* _Records_:
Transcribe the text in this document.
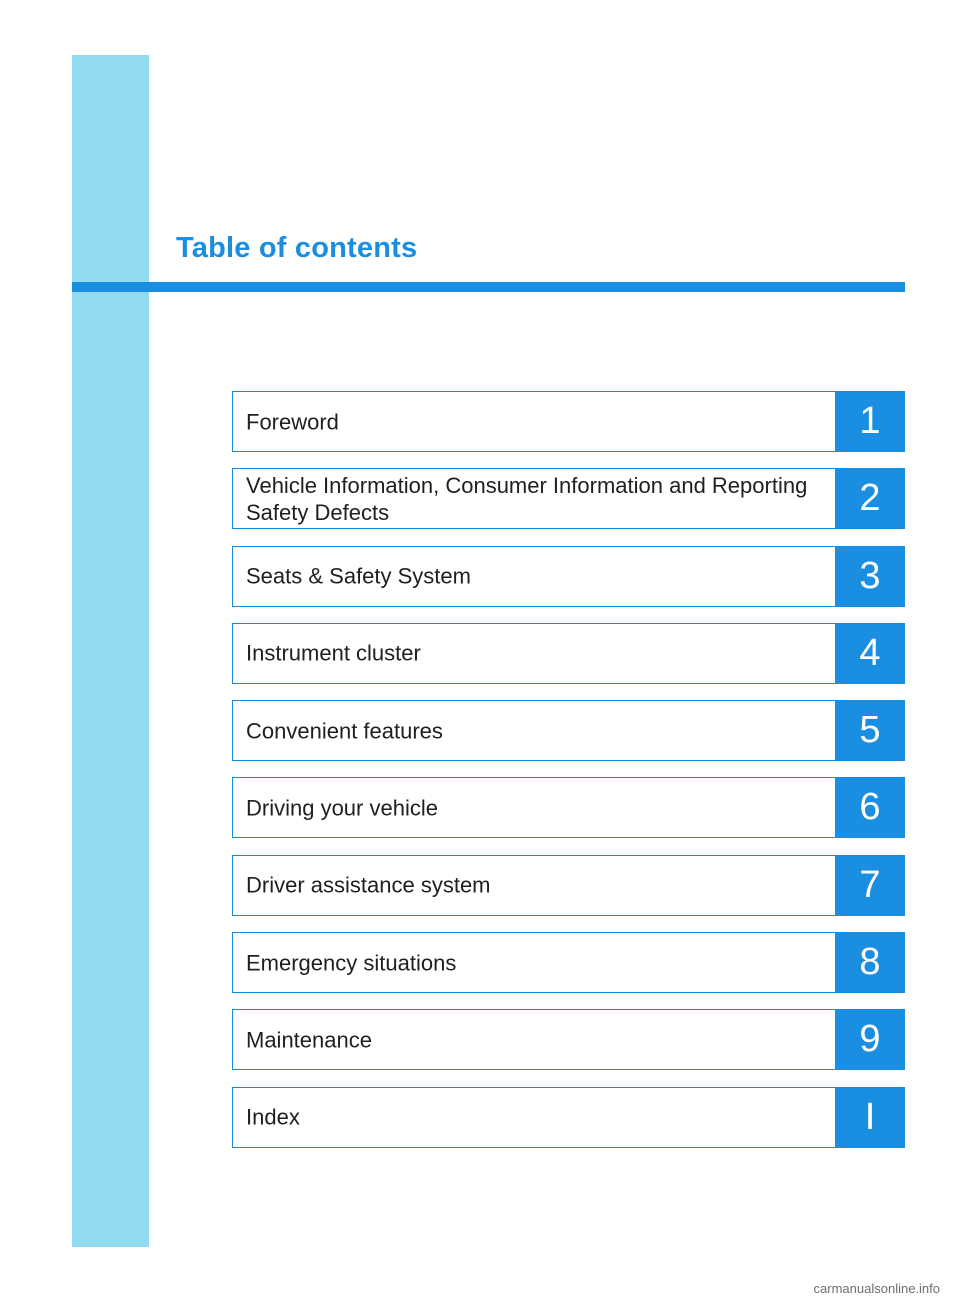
Table of contents
Foreword	1
Vehicle Information, Consumer Information and Reporting Safety Defects	2
Seats & Safety System	3
Instrument cluster	4
Convenient features	5
Driving your vehicle	6
Driver assistance system	7
Emergency situations	8
Maintenance	9
Index	I
carmanualsonline.info
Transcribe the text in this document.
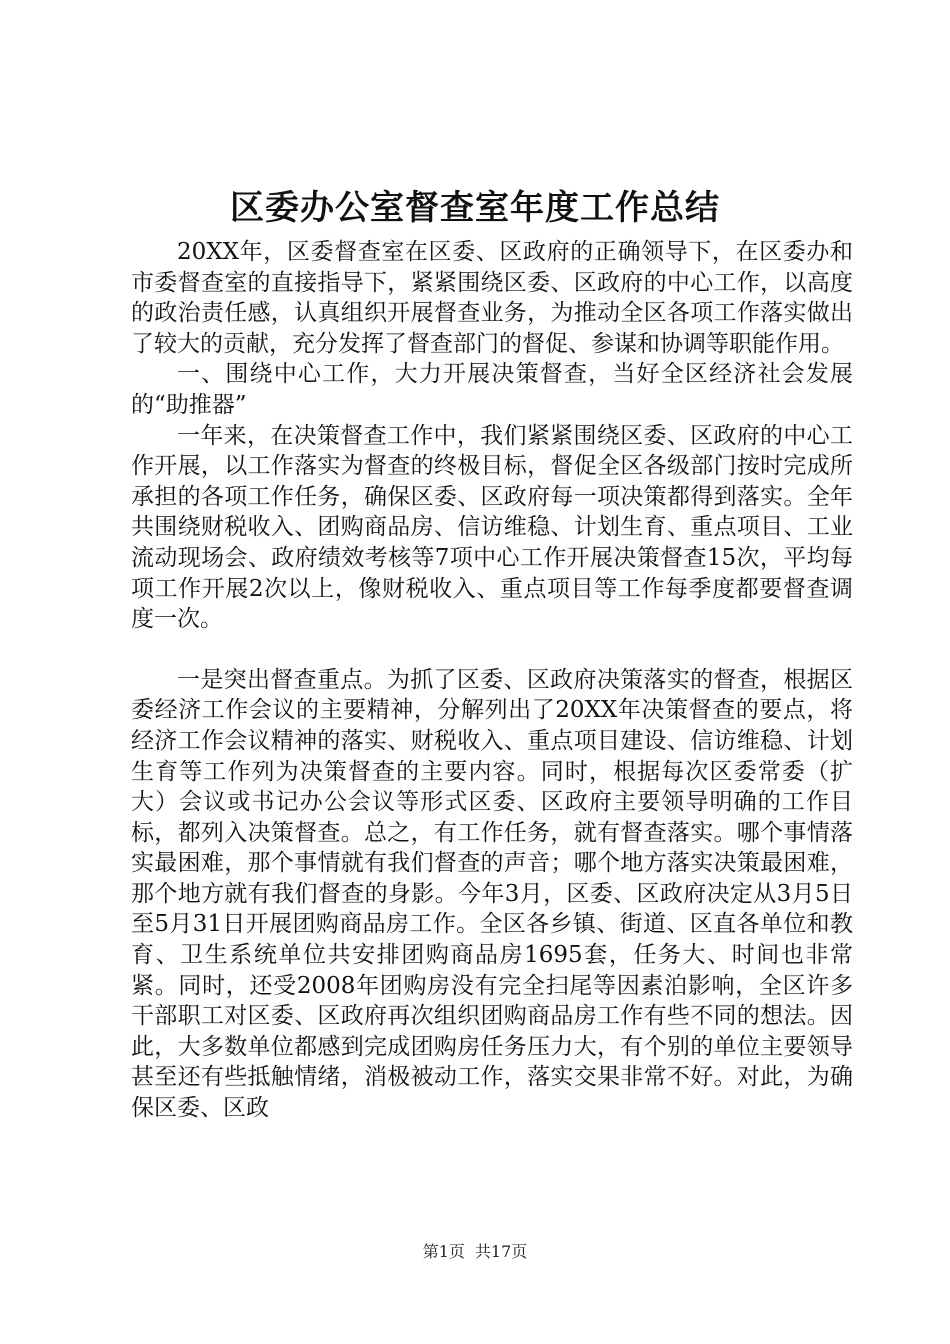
区委办公室督查室年度工作总结

20XX年，区委督查室在区委、区政府的正确领导下，在区委办和市委督查室的直接指导下，紧紧围绕区委、区政府的中心工作，以高度的政治责任感，认真组织开展督查业务，为推动全区各项工作落实做出了较大的贡献，充分发挥了督查部门的督促、参谋和协调等职能作用。

一、围绕中心工作，大力开展决策督查，当好全区经济社会发展的“助推器”

一年来，在决策督查工作中，我们紧紧围绕区委、区政府的中心工作开展，以工作落实为督查的终极目标，督促全区各级部门按时完成所承担的各项工作任务，确保区委、区政府每一项决策都得到落实。全年共围绕财税收入、团购商品房、信访维稳、计划生育、重点项目、工业流动现场会、政府绩效考核等7项中心工作开展决策督查15次，平均每项工作开展2次以上，像财税收入、重点项目等工作每季度都要督查调度一次。

一是突出督查重点。为抓了区委、区政府决策落实的督查，根据区委经济工作会议的主要精神，分解列出了20XX年决策督查的要点，将经济工作会议精神的落实、财税收入、重点项目建设、信访维稳、计划生育等工作列为决策督查的主要内容。同时，根据每次区委常委（扩大）会议或书记办公会议等形式区委、区政府主要领导明确的工作目标，都列入决策督查。总之，有工作任务，就有督查落实。哪个事情落实最困难，那个事情就有我们督查的声音；哪个地方落实决策最困难，那个地方就有我们督查的身影。今年3月，区委、区政府决定从3月5日至5月31日开展团购商品房工作。全区各乡镇、街道、区直各单位和教育、卫生系统单位共安排团购商品房1695套，任务大、时间也非常紧。同时，还受2008年团购房没有完全扫尾等因素泊影响，全区许多干部职工对区委、区政府再次组织团购商品房工作有些不同的想法。因此，大多数单位都感到完成团购房任务压力大，有个别的单位主要领导甚至还有些抵触情绪，消极被动工作，落实交果非常不好。对此，为确保区委、区政

第1页 共17页
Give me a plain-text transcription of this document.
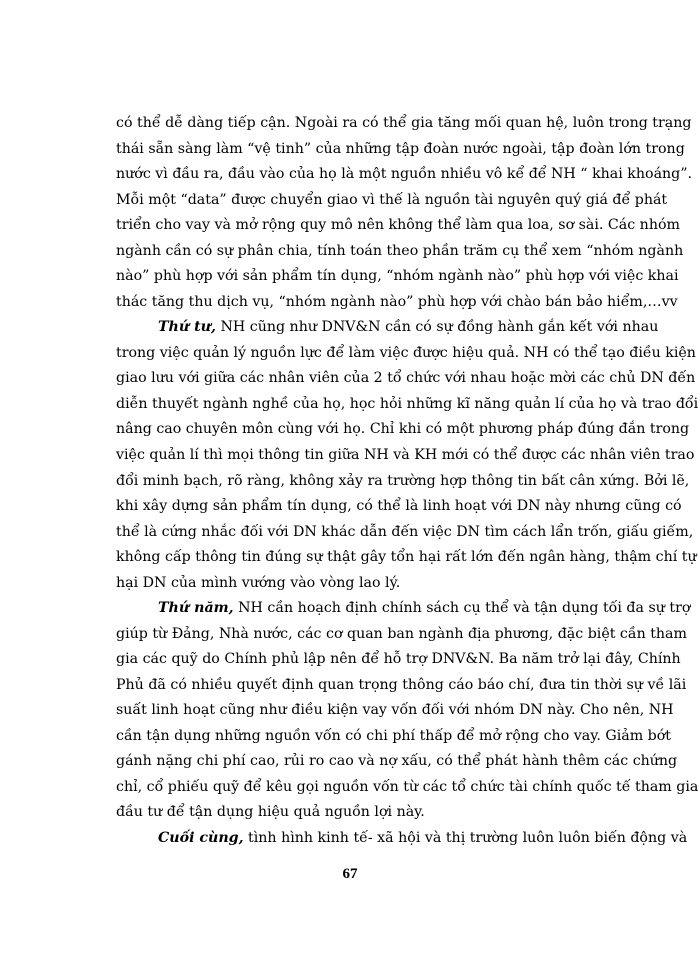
có thể dễ dàng tiếp cận. Ngoài ra có thể gia tăng mối quan hệ, luôn trong trạng

thái sẵn sàng làm “vệ tinh” của những tập đoàn nước ngoài, tập đoàn lớn trong

nước vì đầu ra, đầu vào của họ là một nguồn nhiều vô kể để NH “ khai khoáng”.

Mỗi một “data” được chuyển giao vì thế là nguồn tài nguyên quý giá để phát

triển cho vay và mở rộng quy mô nên không thể làm qua loa, sơ sài. Các nhóm

ngành cần có sự phân chia, tính toán theo phần trăm cụ thể xem “nhóm ngành

nào” phù hợp với sản phẩm tín dụng, “nhóm ngành nào” phù hợp với việc khai

thác tăng thu dịch vụ, “nhóm ngành nào” phù hợp với chào bán bảo hiểm,…vv

Thứ tư, NH cũng như DNV&N cần có sự đồng hành gắn kết với nhau

trong việc quản lý nguồn lực để làm việc được hiệu quả. NH có thể tạo điều kiện

giao lưu với giữa các nhân viên của 2 tổ chức với nhau hoặc mời các chủ DN đến

diễn thuyết ngành nghề của họ, học hỏi những kĩ năng quản lí của họ và trao đổi

nâng cao chuyên môn cùng với họ. Chỉ khi có một phương pháp đúng đắn trong

việc quản lí thì mọi thông tin giữa NH và KH mới có thể được các nhân viên trao

đổi minh bạch, rõ ràng, không xảy ra trường hợp thông tin bất cân xứng. Bởi lẽ,

khi xây dựng sản phẩm tín dụng, có thể là linh hoạt với DN này nhưng cũng có

thể là cứng nhắc đối với DN khác dẫn đến việc DN tìm cách lẩn trốn, giấu giếm,

không cấp thông tin đúng sự thật gây tổn hại rất lớn đến ngân hàng, thậm chí tự

hại DN của mình vướng vào vòng lao lý.

Thứ năm, NH cần hoạch định chính sách cụ thể và tận dụng tối đa sự trợ

giúp từ Đảng, Nhà nước, các cơ quan ban ngành địa phương, đặc biệt cần tham

gia các quỹ do Chính phủ lập nên để hỗ trợ DNV&N. Ba năm trở lại đây, Chính

Phủ đã có nhiều quyết định quan trọng thông cáo báo chí, đưa tin thời sự về lãi

suất linh hoạt cũng như điều kiện vay vốn đối với nhóm DN này. Cho nên, NH

cần tận dụng những nguồn vốn có chi phí thấp để mở rộng cho vay. Giảm bớt

gánh nặng chi phí cao, rủi ro cao và nợ xấu, có thể phát hành thêm các chứng

chỉ, cổ phiếu quỹ để kêu gọi nguồn vốn từ các tổ chức tài chính quốc tế tham gia

đầu tư để tận dụng hiệu quả nguồn lợi này.

Cuối cùng, tình hình kinh tế- xã hội và thị trường luôn luôn biến động và

67
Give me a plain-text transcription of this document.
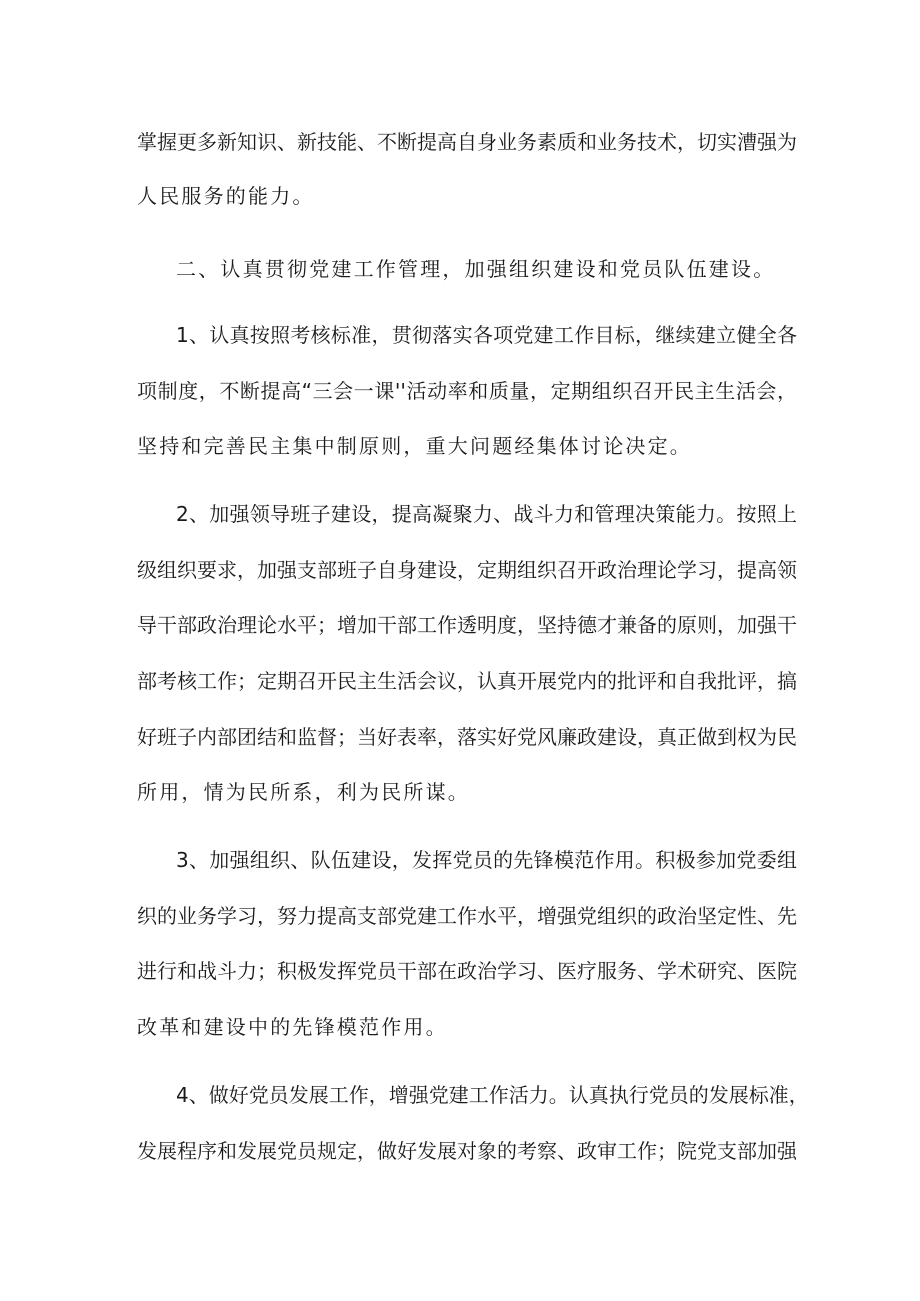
掌握更多新知识、新技能、不断提高自身业务素质和业务技术，切实漕强为
人民服务的能力。
二、认真贯彻党建工作管理，加强组织建设和党员队伍建设。
1、认真按照考核标准，贯彻落实各项党建工作目标，继续建立健全各
项制度，不断提高“三会一课''活动率和质量，定期组织召开民主生活会，
坚持和完善民主集中制原则，重大问题经集体讨论决定。
2、加强领导班子建设，提高凝聚力、战斗力和管理决策能力。按照上
级组织要求，加强支部班子自身建设，定期组织召开政治理论学习，提高领
导干部政治理论水平；增加干部工作透明度，坚持德才兼备的原则，加强干
部考核工作；定期召开民主生活会议，认真开展党内的批评和自我批评，搞
好班子内部团结和监督；当好表率，落实好党风廉政建设，真正做到权为民
所用，情为民所系，利为民所谋。
3、加强组织、队伍建设，发挥党员的先锋模范作用。积极参加党委组
织的业务学习，努力提高支部党建工作水平，增强党组织的政治坚定性、先
进行和战斗力；积极发挥党员干部在政治学习、医疗服务、学术研究、医院
改革和建设中的先锋模范作用。
4、做好党员发展工作，增强党建工作活力。认真执行党员的发展标准，
发展程序和发展党员规定，做好发展对象的考察、政审工作；院党支部加强
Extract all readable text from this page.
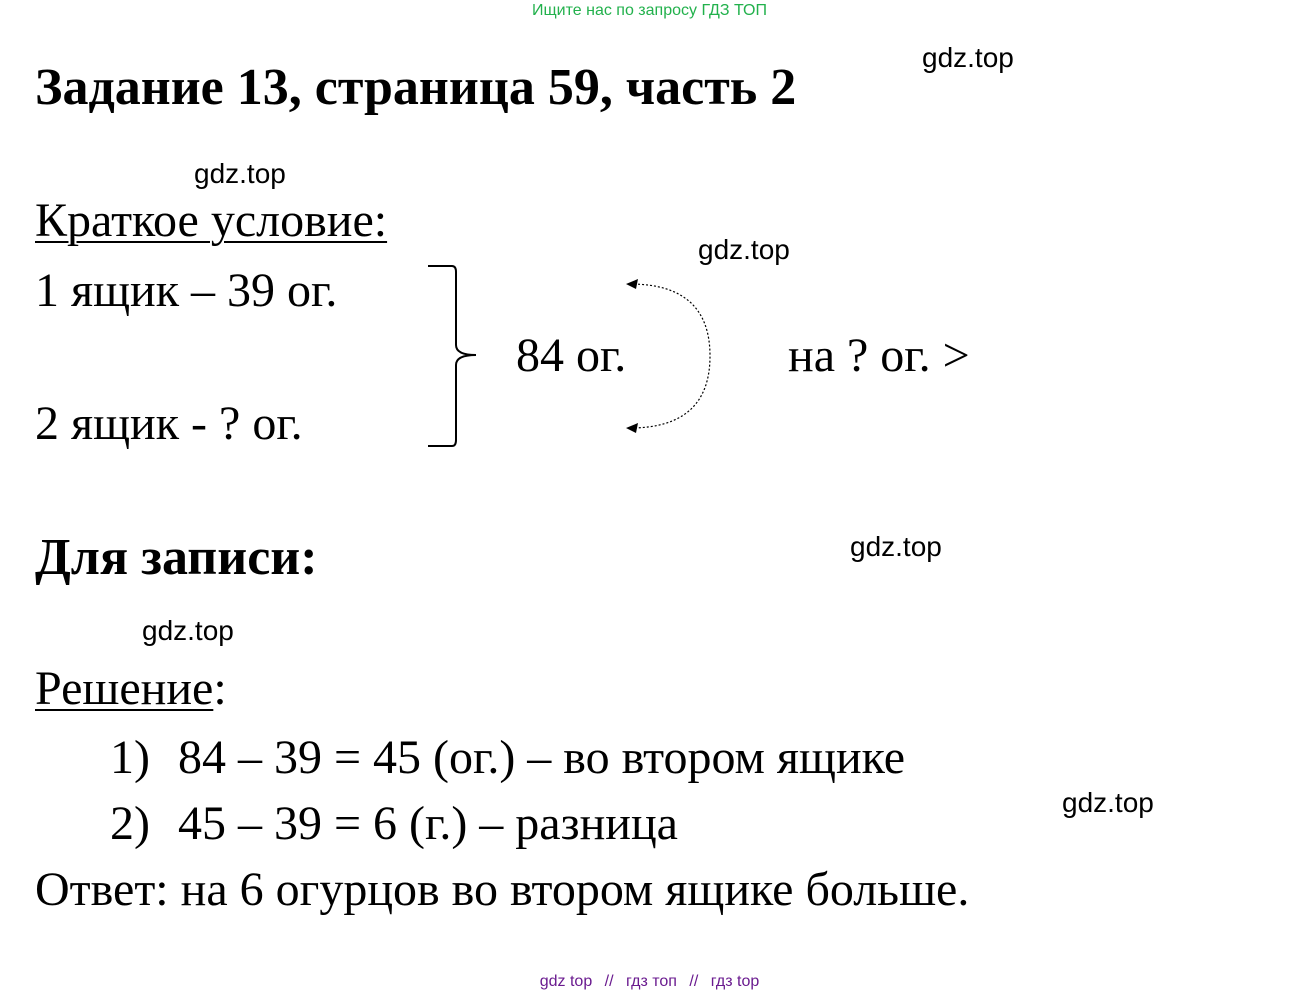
Ищите нас по запросу ГДЗ ТОП
Задание 13, страница 59, часть 2
gdz.top
gdz.top
gdz.top
gdz.top
gdz.top
gdz.top
Краткое условие:
1 ящик – 39 ог.
2 ящик - ? ог.
84 ог.	на ? ог. >
Для записи:
Решение:
1) 84 – 39 = 45 (ог.) – во втором ящике
2) 45 – 39 = 6 (г.) – разница
Ответ: на 6 огурцов во втором ящике больше.
gdz top // гдз топ // гдз top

* _Exercise prompt_: Without the pictures, restate all of the entries above verbatim.

* _Answer to this exercise_:
Transcribe the text in this document.
Table of contents
Foreword	1
Vehicle Information, Consumer Information and Reporting Safety Defects	2
Seats & Safety System	3
Instrument cluster	4
Convenient features	5
Driving your vehicle	6
Driver assistance system	7
Emergency situations	8
Maintenance	9
Index	I
carmanualsonline.info
Transcribe the text in this document.
区委办公室督查室年度工作总结

20XX年，区委督查室在区委、区政府的正确领导下，在区委办和市委督查室的直接指导下，紧紧围绕区委、区政府的中心工作，以高度的政治责任感，认真组织开展督查业务，为推动全区各项工作落实做出了较大的贡献，充分发挥了督查部门的督促、参谋和协调等职能作用。

一、围绕中心工作，大力开展决策督查，当好全区经济社会发展的“助推器”

一年来，在决策督查工作中，我们紧紧围绕区委、区政府的中心工作开展，以工作落实为督查的终极目标，督促全区各级部门按时完成所承担的各项工作任务，确保区委、区政府每一项决策都得到落实。全年共围绕财税收入、团购商品房、信访维稳、计划生育、重点项目、工业流动现场会、政府绩效考核等7项中心工作开展决策督查15次，平均每项工作开展2次以上，像财税收入、重点项目等工作每季度都要督查调度一次。

一是突出督查重点。为抓了区委、区政府决策落实的督查，根据区委经济工作会议的主要精神，分解列出了20XX年决策督查的要点，将经济工作会议精神的落实、财税收入、重点项目建设、信访维稳、计划生育等工作列为决策督查的主要内容。同时，根据每次区委常委（扩大）会议或书记办公会议等形式区委、区政府主要领导明确的工作目标，都列入决策督查。总之，有工作任务，就有督查落实。哪个事情落实最困难，那个事情就有我们督查的声音；哪个地方落实决策最困难，那个地方就有我们督查的身影。今年3月，区委、区政府决定从3月5日至5月31日开展团购商品房工作。全区各乡镇、街道、区直各单位和教育、卫生系统单位共安排团购商品房1695套，任务大、时间也非常紧。同时，还受2008年团购房没有完全扫尾等因素泊影响，全区许多干部职工对区委、区政府再次组织团购商品房工作有些不同的想法。因此，大多数单位都感到完成团购房任务压力大，有个别的单位主要领导甚至还有些抵触情绪，消极被动工作，落实交果非常不好。对此，为确保区委、区政

第1页 共17页
Give me a plain-text transcription of this document.
có thể dễ dàng tiếp cận. Ngoài ra có thể gia tăng mối quan hệ, luôn trong trạng

thái sẵn sàng làm “vệ tinh” của những tập đoàn nước ngoài, tập đoàn lớn trong

nước vì đầu ra, đầu vào của họ là một nguồn nhiều vô kể để NH “ khai khoáng”.

Mỗi một “data” được chuyển giao vì thế là nguồn tài nguyên quý giá để phát

triển cho vay và mở rộng quy mô nên không thể làm qua loa, sơ sài. Các nhóm

ngành cần có sự phân chia, tính toán theo phần trăm cụ thể xem “nhóm ngành

nào” phù hợp với sản phẩm tín dụng, “nhóm ngành nào” phù hợp với việc khai

thác tăng thu dịch vụ, “nhóm ngành nào” phù hợp với chào bán bảo hiểm,…vv

Thứ tư, NH cũng như DNV&N cần có sự đồng hành gắn kết với nhau

trong việc quản lý nguồn lực để làm việc được hiệu quả. NH có thể tạo điều kiện

giao lưu với giữa các nhân viên của 2 tổ chức với nhau hoặc mời các chủ DN đến

diễn thuyết ngành nghề của họ, học hỏi những kĩ năng quản lí của họ và trao đổi

nâng cao chuyên môn cùng với họ. Chỉ khi có một phương pháp đúng đắn trong

việc quản lí thì mọi thông tin giữa NH và KH mới có thể được các nhân viên trao

đổi minh bạch, rõ ràng, không xảy ra trường hợp thông tin bất cân xứng. Bởi lẽ,

khi xây dựng sản phẩm tín dụng, có thể là linh hoạt với DN này nhưng cũng có

thể là cứng nhắc đối với DN khác dẫn đến việc DN tìm cách lẩn trốn, giấu giếm,

không cấp thông tin đúng sự thật gây tổn hại rất lớn đến ngân hàng, thậm chí tự

hại DN của mình vướng vào vòng lao lý.

Thứ năm, NH cần hoạch định chính sách cụ thể và tận dụng tối đa sự trợ

giúp từ Đảng, Nhà nước, các cơ quan ban ngành địa phương, đặc biệt cần tham

gia các quỹ do Chính phủ lập nên để hỗ trợ DNV&N. Ba năm trở lại đây, Chính

Phủ đã có nhiều quyết định quan trọng thông cáo báo chí, đưa tin thời sự về lãi

suất linh hoạt cũng như điều kiện vay vốn đối với nhóm DN này. Cho nên, NH

cần tận dụng những nguồn vốn có chi phí thấp để mở rộng cho vay. Giảm bớt

gánh nặng chi phí cao, rủi ro cao và nợ xấu, có thể phát hành thêm các chứng

chỉ, cổ phiếu quỹ để kêu gọi nguồn vốn từ các tổ chức tài chính quốc tế tham gia

đầu tư để tận dụng hiệu quả nguồn lợi này.

Cuối cùng, tình hình kinh tế- xã hội và thị trường luôn luôn biến động và

67
Give me a plain-text transcription of this document.
掌握更多新知识、新技能、不断提高自身业务素质和业务技术，切实漕强为
人民服务的能力。
二、认真贯彻党建工作管理，加强组织建设和党员队伍建设。
1、认真按照考核标准，贯彻落实各项党建工作目标，继续建立健全各
项制度，不断提高“三会一课''活动率和质量，定期组织召开民主生活会，
坚持和完善民主集中制原则，重大问题经集体讨论决定。
2、加强领导班子建设，提高凝聚力、战斗力和管理决策能力。按照上
级组织要求，加强支部班子自身建设，定期组织召开政治理论学习，提高领
导干部政治理论水平；增加干部工作透明度，坚持德才兼备的原则，加强干
部考核工作；定期召开民主生活会议，认真开展党内的批评和自我批评，搞
好班子内部团结和监督；当好表率，落实好党风廉政建设，真正做到权为民
所用，情为民所系，利为民所谋。
3、加强组织、队伍建设，发挥党员的先锋模范作用。积极参加党委组
织的业务学习，努力提高支部党建工作水平，增强党组织的政治坚定性、先
进行和战斗力；积极发挥党员干部在政治学习、医疗服务、学术研究、医院
改革和建设中的先锋模范作用。
4、做好党员发展工作，增强党建工作活力。认真执行党员的发展标准，
发展程序和发展党员规定，做好发展对象的考察、政审工作；院党支部加强
Extract all readable text from this page.
Ищите нас по запросу ГДЗ ТОП
Задание 13, страница 59, часть 2
gdz.top
gdz.top
gdz.top
gdz.top
gdz.top
gdz.top
Краткое условие:
1 ящик – 39 ог.
2 ящик - ? ог.
84 ог.	на ? ог. >
Для записи:
Решение:
1) 84 – 39 = 45 (ог.) – во втором ящике
2) 45 – 39 = 6 (г.) – разница
Ответ: на 6 огурцов во втором ящике больше.
gdz top // гдз топ // гдз top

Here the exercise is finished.